> What to work on
The entries below should be given again exactly, minus their pictures.

Stored data:
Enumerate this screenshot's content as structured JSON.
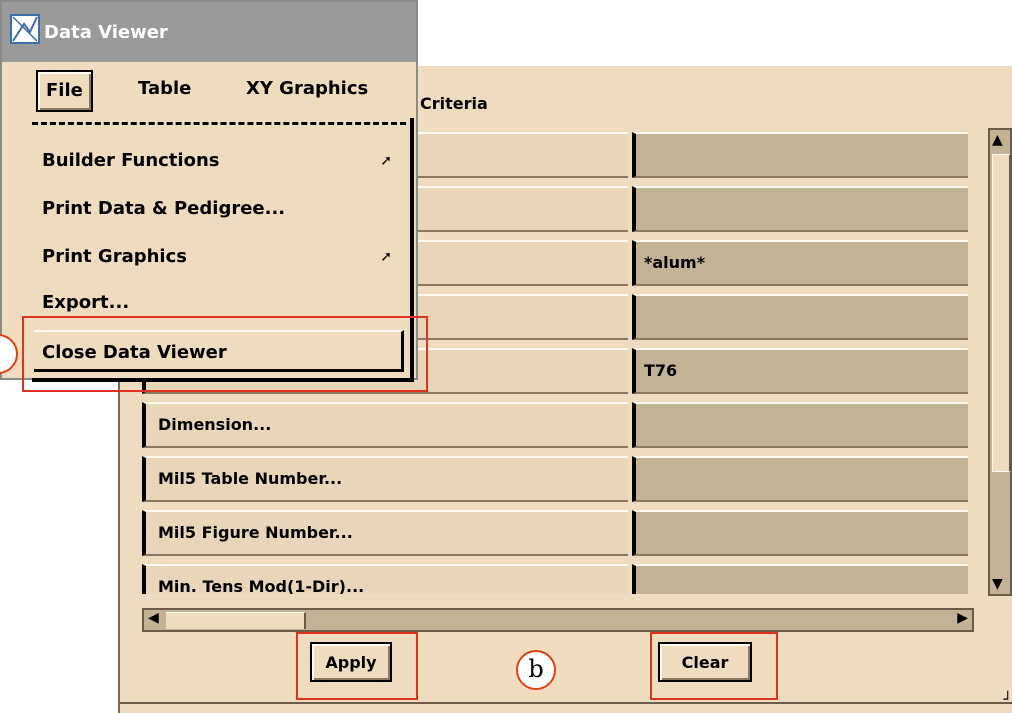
{
  "window": {
    "title": "Data Viewer"
  },
  "menubar": {
    "file": "File",
    "table": "Table",
    "xy_graphics": "XY Graphics"
  },
  "file_menu": {
    "items": [
      {
        "label": "Builder Functions",
        "submenu": true
      },
      {
        "label": "Print Data & Pedigree...",
        "submenu": false
      },
      {
        "label": "Print Graphics",
        "submenu": true
      },
      {
        "label": "Export...",
        "submenu": false
      },
      {
        "label": "Close Data Viewer",
        "submenu": false
      }
    ]
  },
  "criteria": {
    "header": "Criteria",
    "rows": [
      {
        "label": "",
        "value": ""
      },
      {
        "label": "",
        "value": ""
      },
      {
        "label": "",
        "value": "*alum*"
      },
      {
        "label": "",
        "value": ""
      },
      {
        "label": "",
        "value": "T76"
      },
      {
        "label": "Dimension...",
        "value": ""
      },
      {
        "label": "Mil5 Table Number...",
        "value": ""
      },
      {
        "label": "Mil5 Figure Number...",
        "value": ""
      },
      {
        "label": "Min. Tens Mod(1-Dir)...",
        "value": ""
      }
    ]
  },
  "buttons": {
    "apply": "Apply",
    "clear": "Clear"
  },
  "annotations": {
    "b": "b"
  },
  "colors": {
    "panel": "#efdcbe",
    "field": "#c4b296",
    "callout": "#e03020"
  }
}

> Result of this task
Enumerate this screenshot's content as structured JSON.
{
  "window": {
    "title": "Data Viewer"
  },
  "menubar": {
    "file": "File",
    "table": "Table",
    "xy_graphics": "XY Graphics"
  },
  "file_menu": {
    "items": [
      {
        "label": "Builder Functions",
        "submenu": true
      },
      {
        "label": "Print Data & Pedigree...",
        "submenu": false
      },
      {
        "label": "Print Graphics",
        "submenu": true
      },
      {
        "label": "Export...",
        "submenu": false
      },
      {
        "label": "Close Data Viewer",
        "submenu": false
      }
    ]
  },
  "criteria": {
    "header": "Criteria",
    "rows": [
      {
        "label": "",
        "value": ""
      },
      {
        "label": "",
        "value": ""
      },
      {
        "label": "",
        "value": "*alum*"
      },
      {
        "label": "",
        "value": ""
      },
      {
        "label": "",
        "value": "T76"
      },
      {
        "label": "Dimension...",
        "value": ""
      },
      {
        "label": "Mil5 Table Number...",
        "value": ""
      },
      {
        "label": "Mil5 Figure Number...",
        "value": ""
      },
      {
        "label": "Min. Tens Mod(1-Dir)...",
        "value": ""
      }
    ]
  },
  "buttons": {
    "apply": "Apply",
    "clear": "Clear"
  },
  "annotations": {
    "b": "b"
  },
  "colors": {
    "panel": "#efdcbe",
    "field": "#c4b296",
    "callout": "#e03020"
  }
}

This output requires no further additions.